Problem to solve:
Each line of the data that includes the string "subtitle" is to be copied out.
____ Given records
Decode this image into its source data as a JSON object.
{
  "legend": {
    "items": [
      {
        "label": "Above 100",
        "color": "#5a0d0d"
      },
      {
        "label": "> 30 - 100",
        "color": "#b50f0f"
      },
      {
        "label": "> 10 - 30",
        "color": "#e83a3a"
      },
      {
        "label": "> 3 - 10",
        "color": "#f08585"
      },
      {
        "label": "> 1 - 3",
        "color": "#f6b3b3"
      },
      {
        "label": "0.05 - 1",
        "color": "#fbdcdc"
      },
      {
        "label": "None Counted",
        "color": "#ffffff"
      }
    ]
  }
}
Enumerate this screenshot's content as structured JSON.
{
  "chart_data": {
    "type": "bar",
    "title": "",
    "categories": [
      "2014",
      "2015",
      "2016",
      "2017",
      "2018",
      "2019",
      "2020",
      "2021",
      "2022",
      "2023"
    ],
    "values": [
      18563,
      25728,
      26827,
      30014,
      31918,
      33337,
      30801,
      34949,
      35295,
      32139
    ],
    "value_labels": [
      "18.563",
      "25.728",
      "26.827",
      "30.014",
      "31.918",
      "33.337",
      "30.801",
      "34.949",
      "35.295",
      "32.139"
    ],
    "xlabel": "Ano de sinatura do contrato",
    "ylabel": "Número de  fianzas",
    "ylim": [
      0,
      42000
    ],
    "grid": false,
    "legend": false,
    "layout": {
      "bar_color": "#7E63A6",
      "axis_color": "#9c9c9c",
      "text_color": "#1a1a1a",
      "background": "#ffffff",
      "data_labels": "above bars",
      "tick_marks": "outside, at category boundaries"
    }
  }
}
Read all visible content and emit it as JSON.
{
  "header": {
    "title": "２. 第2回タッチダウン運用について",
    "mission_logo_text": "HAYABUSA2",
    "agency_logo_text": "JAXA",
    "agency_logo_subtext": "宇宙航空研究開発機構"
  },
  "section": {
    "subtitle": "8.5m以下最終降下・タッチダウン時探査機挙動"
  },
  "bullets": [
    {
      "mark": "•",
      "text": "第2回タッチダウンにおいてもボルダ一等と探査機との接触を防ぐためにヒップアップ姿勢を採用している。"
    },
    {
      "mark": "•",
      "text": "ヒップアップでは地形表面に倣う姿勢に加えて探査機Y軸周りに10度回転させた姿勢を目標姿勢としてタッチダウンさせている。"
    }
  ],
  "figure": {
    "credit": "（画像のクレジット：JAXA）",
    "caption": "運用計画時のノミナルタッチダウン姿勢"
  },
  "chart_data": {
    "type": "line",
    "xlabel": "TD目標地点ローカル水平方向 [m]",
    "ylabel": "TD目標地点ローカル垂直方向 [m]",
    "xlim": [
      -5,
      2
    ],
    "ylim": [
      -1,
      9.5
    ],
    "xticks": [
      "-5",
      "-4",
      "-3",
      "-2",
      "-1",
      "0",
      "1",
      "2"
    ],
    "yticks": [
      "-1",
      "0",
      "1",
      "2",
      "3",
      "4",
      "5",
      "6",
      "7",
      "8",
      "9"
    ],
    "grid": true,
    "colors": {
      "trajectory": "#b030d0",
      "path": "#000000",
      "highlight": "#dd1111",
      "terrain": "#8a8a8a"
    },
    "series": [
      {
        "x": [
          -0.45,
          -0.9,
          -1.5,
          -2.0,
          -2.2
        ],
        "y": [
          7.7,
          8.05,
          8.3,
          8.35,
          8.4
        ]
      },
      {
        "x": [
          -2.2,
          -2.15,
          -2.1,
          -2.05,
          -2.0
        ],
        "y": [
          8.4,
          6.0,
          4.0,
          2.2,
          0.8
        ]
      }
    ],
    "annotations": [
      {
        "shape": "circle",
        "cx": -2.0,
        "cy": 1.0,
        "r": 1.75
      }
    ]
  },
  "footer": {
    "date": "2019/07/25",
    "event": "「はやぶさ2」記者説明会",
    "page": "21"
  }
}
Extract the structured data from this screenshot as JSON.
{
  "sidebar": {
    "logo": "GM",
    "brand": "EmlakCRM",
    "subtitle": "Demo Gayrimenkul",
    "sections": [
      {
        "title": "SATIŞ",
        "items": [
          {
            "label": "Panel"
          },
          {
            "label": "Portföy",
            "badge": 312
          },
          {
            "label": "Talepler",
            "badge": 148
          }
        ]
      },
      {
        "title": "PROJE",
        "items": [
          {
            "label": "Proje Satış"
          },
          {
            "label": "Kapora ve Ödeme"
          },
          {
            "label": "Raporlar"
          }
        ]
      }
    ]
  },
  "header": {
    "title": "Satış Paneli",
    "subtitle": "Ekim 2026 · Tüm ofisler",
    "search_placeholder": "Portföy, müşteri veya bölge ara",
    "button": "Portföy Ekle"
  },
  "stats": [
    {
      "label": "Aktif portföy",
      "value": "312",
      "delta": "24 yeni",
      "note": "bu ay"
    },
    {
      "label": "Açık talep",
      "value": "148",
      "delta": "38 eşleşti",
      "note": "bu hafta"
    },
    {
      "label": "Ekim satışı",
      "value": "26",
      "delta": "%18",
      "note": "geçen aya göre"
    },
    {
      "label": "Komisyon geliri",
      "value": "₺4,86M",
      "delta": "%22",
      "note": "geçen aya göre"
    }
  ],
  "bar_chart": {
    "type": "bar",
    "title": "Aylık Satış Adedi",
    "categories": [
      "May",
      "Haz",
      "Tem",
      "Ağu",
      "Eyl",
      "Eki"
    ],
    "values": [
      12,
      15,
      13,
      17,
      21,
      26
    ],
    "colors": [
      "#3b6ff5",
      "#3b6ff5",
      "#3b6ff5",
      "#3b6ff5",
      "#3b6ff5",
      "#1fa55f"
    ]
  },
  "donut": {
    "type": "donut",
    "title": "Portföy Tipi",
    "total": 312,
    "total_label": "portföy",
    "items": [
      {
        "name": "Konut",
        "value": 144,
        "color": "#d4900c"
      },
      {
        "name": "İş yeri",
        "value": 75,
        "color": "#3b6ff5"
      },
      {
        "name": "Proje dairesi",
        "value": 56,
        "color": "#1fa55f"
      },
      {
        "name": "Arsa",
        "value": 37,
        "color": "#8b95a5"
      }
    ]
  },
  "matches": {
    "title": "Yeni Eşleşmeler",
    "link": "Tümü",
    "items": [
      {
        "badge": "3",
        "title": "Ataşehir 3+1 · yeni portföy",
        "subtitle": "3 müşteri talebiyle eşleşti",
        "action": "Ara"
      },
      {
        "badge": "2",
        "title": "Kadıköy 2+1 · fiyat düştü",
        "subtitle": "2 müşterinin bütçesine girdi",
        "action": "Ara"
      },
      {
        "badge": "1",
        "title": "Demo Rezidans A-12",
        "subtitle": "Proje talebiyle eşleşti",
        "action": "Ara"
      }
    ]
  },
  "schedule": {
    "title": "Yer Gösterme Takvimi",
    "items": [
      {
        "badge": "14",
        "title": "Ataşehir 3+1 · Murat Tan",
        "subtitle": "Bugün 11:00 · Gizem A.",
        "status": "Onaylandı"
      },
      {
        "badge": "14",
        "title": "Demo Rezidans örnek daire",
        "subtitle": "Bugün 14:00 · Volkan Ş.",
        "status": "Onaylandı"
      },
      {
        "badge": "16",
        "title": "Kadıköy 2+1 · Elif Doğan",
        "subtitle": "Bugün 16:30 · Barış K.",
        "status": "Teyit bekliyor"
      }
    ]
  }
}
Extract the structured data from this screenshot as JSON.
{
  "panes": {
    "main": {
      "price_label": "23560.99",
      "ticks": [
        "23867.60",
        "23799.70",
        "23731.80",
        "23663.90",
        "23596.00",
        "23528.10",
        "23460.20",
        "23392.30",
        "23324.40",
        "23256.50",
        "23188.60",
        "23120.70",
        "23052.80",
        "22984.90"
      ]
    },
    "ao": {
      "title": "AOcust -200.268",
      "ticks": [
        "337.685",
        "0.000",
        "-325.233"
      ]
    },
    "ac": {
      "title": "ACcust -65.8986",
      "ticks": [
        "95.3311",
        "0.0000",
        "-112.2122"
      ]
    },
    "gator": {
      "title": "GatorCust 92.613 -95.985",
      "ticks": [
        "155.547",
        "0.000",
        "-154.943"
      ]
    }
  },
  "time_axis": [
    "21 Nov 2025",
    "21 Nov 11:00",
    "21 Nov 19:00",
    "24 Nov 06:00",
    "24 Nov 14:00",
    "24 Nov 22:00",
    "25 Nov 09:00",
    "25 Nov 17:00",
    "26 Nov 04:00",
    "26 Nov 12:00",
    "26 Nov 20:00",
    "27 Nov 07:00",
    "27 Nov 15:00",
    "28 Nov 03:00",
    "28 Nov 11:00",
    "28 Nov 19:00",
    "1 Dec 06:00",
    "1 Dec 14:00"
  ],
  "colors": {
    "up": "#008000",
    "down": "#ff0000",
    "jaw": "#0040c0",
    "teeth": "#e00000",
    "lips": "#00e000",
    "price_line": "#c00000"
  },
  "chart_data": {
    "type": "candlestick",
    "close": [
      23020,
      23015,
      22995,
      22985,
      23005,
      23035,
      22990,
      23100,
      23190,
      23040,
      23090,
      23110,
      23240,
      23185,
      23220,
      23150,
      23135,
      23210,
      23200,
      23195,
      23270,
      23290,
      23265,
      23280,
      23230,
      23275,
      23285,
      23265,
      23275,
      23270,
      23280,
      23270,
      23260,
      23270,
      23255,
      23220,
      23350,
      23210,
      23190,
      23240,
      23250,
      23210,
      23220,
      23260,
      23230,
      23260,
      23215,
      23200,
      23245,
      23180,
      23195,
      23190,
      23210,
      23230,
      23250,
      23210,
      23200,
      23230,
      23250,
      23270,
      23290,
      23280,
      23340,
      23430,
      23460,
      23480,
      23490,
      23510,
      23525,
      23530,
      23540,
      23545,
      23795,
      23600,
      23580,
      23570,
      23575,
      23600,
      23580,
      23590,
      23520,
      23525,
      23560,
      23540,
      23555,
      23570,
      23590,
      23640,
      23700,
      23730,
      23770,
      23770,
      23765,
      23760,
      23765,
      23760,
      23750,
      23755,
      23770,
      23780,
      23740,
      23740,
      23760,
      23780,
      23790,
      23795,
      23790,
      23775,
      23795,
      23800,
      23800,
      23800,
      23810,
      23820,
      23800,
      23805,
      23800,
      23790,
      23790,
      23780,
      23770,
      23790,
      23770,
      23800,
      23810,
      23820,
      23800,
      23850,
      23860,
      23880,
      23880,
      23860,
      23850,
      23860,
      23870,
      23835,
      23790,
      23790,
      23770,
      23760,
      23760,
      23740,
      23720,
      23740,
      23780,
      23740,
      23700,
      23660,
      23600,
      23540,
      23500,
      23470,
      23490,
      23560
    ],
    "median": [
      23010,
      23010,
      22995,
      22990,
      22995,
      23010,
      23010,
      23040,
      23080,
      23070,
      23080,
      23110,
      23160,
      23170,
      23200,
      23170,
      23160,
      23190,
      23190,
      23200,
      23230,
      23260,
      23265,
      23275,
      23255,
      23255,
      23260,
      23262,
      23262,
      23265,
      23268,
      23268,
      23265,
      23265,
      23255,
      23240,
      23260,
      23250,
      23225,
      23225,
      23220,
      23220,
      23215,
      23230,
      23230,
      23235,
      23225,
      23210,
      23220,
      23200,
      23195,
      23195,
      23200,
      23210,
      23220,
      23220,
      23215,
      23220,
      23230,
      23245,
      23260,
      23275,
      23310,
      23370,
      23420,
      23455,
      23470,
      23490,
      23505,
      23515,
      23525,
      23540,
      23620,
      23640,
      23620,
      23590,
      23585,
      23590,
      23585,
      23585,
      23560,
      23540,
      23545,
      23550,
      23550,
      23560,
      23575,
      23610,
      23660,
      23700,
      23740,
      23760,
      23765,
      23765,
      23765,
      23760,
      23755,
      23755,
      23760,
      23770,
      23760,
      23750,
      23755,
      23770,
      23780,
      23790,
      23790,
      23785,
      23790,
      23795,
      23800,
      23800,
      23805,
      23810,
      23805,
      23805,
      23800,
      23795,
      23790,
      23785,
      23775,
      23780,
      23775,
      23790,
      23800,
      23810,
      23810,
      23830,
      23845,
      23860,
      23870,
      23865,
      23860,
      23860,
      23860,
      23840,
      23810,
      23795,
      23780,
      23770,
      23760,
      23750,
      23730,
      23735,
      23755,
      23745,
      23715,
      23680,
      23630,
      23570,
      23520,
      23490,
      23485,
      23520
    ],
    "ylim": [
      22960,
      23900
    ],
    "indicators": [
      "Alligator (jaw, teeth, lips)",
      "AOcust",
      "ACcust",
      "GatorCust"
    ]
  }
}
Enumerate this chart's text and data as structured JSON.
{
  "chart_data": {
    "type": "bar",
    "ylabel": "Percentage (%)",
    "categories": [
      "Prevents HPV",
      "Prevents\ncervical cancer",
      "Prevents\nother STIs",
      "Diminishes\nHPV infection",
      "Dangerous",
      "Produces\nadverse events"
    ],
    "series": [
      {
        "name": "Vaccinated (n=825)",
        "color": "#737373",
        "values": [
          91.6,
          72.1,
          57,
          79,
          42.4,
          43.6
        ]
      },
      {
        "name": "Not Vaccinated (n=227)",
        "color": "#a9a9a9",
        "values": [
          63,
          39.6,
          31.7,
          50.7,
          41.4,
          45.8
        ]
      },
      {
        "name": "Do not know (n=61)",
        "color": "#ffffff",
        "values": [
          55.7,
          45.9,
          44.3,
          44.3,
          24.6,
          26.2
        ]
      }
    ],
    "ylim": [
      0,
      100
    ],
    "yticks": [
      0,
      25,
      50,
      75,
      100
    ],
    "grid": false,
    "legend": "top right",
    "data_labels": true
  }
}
________
Written answer:
    "subtitle": "8.5m以下最終降下・タッチダウン時探査機挙動"
    "subtitle": "Demo Gayrimenkul",
    "subtitle": "Ekim 2026 · Tüm ofisler",
        "subtitle": "3 müşteri talebiyle eşleşti",
        "subtitle": "2 müşterinin bütçesine girdi",
        "subtitle": "Proje talebiyle eşleşti",
        "subtitle": "Bugün 11:00 · Gizem A.",
        "subtitle": "Bugün 14:00 · Volkan Ş.",
        "subtitle": "Bugün 16:30 · Barış K.",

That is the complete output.